#### [AIM]
Take the material below and retype it in full; pictures are left out.
######
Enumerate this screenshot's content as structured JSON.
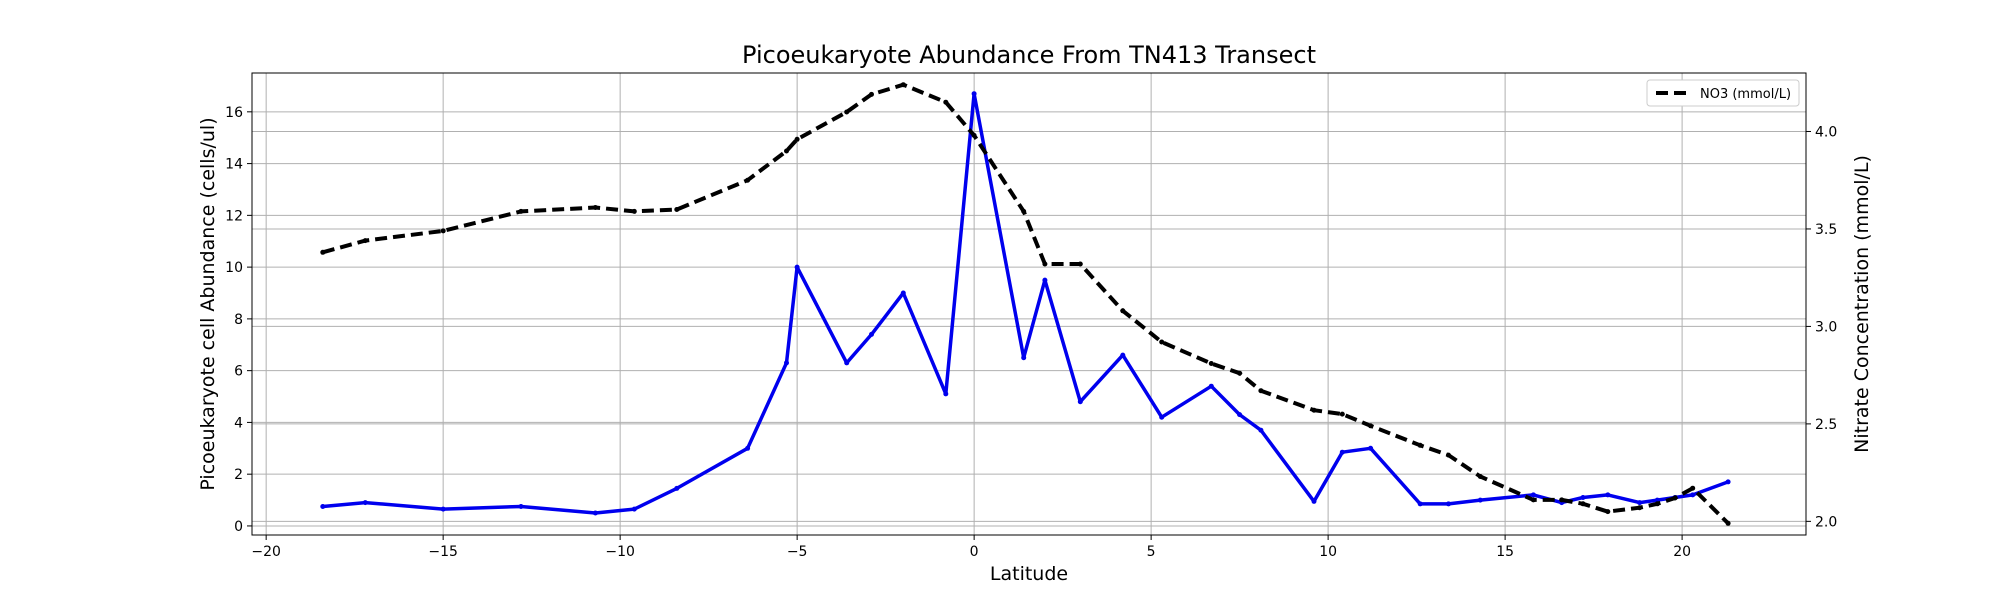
{
  "chart_data": {
    "type": "line",
    "title": "Picoeukaryote Abundance From TN413 Transect",
    "xlabel": "Latitude",
    "ylabel_left": "Picoeukaryote cell Abundance (cells/ul)",
    "ylabel_right": "Nitrate Concentration (mmol/L)",
    "xlim": [
      -20.4,
      23.5
    ],
    "ylim_left": [
      -0.35,
      17.5
    ],
    "ylim_right": [
      1.93,
      4.3
    ],
    "x_ticks": [
      -20,
      -15,
      -10,
      -5,
      0,
      5,
      10,
      15,
      20
    ],
    "y_left_ticks": [
      0,
      2,
      4,
      6,
      8,
      10,
      12,
      14,
      16
    ],
    "y_right_ticks": [
      2.0,
      2.5,
      3.0,
      3.5,
      4.0
    ],
    "grid": true,
    "legend_position": "top-right",
    "series": [
      {
        "axis": "left",
        "color": "#0000ee",
        "style": "solid",
        "x": [
          -18.4,
          -17.2,
          -15.0,
          -12.8,
          -10.7,
          -9.6,
          -8.4,
          -6.4,
          -5.3,
          -5.0,
          -3.6,
          -2.9,
          -2.0,
          -0.8,
          0.0,
          1.4,
          2.0,
          3.0,
          4.2,
          5.3,
          6.7,
          7.5,
          8.1,
          9.6,
          10.4,
          11.2,
          12.6,
          13.4,
          14.3,
          15.8,
          16.6,
          17.2,
          17.9,
          18.8,
          19.3,
          19.8,
          20.3,
          21.3
        ],
        "values": [
          0.75,
          0.9,
          0.65,
          0.75,
          0.5,
          0.65,
          1.45,
          3.0,
          6.3,
          10.0,
          6.3,
          7.4,
          9.0,
          5.1,
          16.7,
          6.5,
          9.5,
          4.8,
          6.6,
          4.2,
          5.4,
          4.3,
          3.7,
          0.95,
          2.85,
          3.0,
          0.85,
          0.85,
          1.0,
          1.2,
          0.9,
          1.1,
          1.2,
          0.9,
          1.0,
          1.1,
          1.2,
          1.7
        ]
      },
      {
        "name": "NO3 (mmol/L)",
        "axis": "right",
        "color": "#000000",
        "style": "dashed",
        "x": [
          -18.4,
          -17.2,
          -15.0,
          -12.8,
          -10.7,
          -9.6,
          -8.4,
          -6.4,
          -5.3,
          -5.0,
          -3.6,
          -2.9,
          -2.0,
          -0.8,
          0.0,
          1.4,
          2.0,
          3.0,
          4.2,
          5.3,
          6.7,
          7.5,
          8.1,
          9.6,
          10.4,
          11.2,
          12.6,
          13.4,
          14.3,
          15.8,
          16.6,
          17.2,
          17.9,
          18.8,
          19.3,
          19.8,
          20.3,
          21.3
        ],
        "values": [
          3.38,
          3.44,
          3.49,
          3.59,
          3.61,
          3.59,
          3.6,
          3.75,
          3.9,
          3.96,
          4.1,
          4.19,
          4.24,
          4.15,
          3.98,
          3.59,
          3.32,
          3.32,
          3.08,
          2.92,
          2.81,
          2.76,
          2.67,
          2.57,
          2.55,
          2.49,
          2.39,
          2.34,
          2.23,
          2.11,
          2.11,
          2.09,
          2.05,
          2.07,
          2.09,
          2.12,
          2.17,
          1.99
        ]
      }
    ]
  }
}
######
#### [SOLUTION BELOW]
Enumerate this screenshot's content as structured JSON.
{
  "chart_data": {
    "type": "line",
    "title": "Picoeukaryote Abundance From TN413 Transect",
    "xlabel": "Latitude",
    "ylabel_left": "Picoeukaryote cell Abundance (cells/ul)",
    "ylabel_right": "Nitrate Concentration (mmol/L)",
    "xlim": [
      -20.4,
      23.5
    ],
    "ylim_left": [
      -0.35,
      17.5
    ],
    "ylim_right": [
      1.93,
      4.3
    ],
    "x_ticks": [
      -20,
      -15,
      -10,
      -5,
      0,
      5,
      10,
      15,
      20
    ],
    "y_left_ticks": [
      0,
      2,
      4,
      6,
      8,
      10,
      12,
      14,
      16
    ],
    "y_right_ticks": [
      2.0,
      2.5,
      3.0,
      3.5,
      4.0
    ],
    "grid": true,
    "legend_position": "top-right",
    "series": [
      {
        "axis": "left",
        "color": "#0000ee",
        "style": "solid",
        "x": [
          -18.4,
          -17.2,
          -15.0,
          -12.8,
          -10.7,
          -9.6,
          -8.4,
          -6.4,
          -5.3,
          -5.0,
          -3.6,
          -2.9,
          -2.0,
          -0.8,
          0.0,
          1.4,
          2.0,
          3.0,
          4.2,
          5.3,
          6.7,
          7.5,
          8.1,
          9.6,
          10.4,
          11.2,
          12.6,
          13.4,
          14.3,
          15.8,
          16.6,
          17.2,
          17.9,
          18.8,
          19.3,
          19.8,
          20.3,
          21.3
        ],
        "values": [
          0.75,
          0.9,
          0.65,
          0.75,
          0.5,
          0.65,
          1.45,
          3.0,
          6.3,
          10.0,
          6.3,
          7.4,
          9.0,
          5.1,
          16.7,
          6.5,
          9.5,
          4.8,
          6.6,
          4.2,
          5.4,
          4.3,
          3.7,
          0.95,
          2.85,
          3.0,
          0.85,
          0.85,
          1.0,
          1.2,
          0.9,
          1.1,
          1.2,
          0.9,
          1.0,
          1.1,
          1.2,
          1.7
        ]
      },
      {
        "name": "NO3 (mmol/L)",
        "axis": "right",
        "color": "#000000",
        "style": "dashed",
        "x": [
          -18.4,
          -17.2,
          -15.0,
          -12.8,
          -10.7,
          -9.6,
          -8.4,
          -6.4,
          -5.3,
          -5.0,
          -3.6,
          -2.9,
          -2.0,
          -0.8,
          0.0,
          1.4,
          2.0,
          3.0,
          4.2,
          5.3,
          6.7,
          7.5,
          8.1,
          9.6,
          10.4,
          11.2,
          12.6,
          13.4,
          14.3,
          15.8,
          16.6,
          17.2,
          17.9,
          18.8,
          19.3,
          19.8,
          20.3,
          21.3
        ],
        "values": [
          3.38,
          3.44,
          3.49,
          3.59,
          3.61,
          3.59,
          3.6,
          3.75,
          3.9,
          3.96,
          4.1,
          4.19,
          4.24,
          4.15,
          3.98,
          3.59,
          3.32,
          3.32,
          3.08,
          2.92,
          2.81,
          2.76,
          2.67,
          2.57,
          2.55,
          2.49,
          2.39,
          2.34,
          2.23,
          2.11,
          2.11,
          2.09,
          2.05,
          2.07,
          2.09,
          2.12,
          2.17,
          1.99
        ]
      }
    ]
  }
}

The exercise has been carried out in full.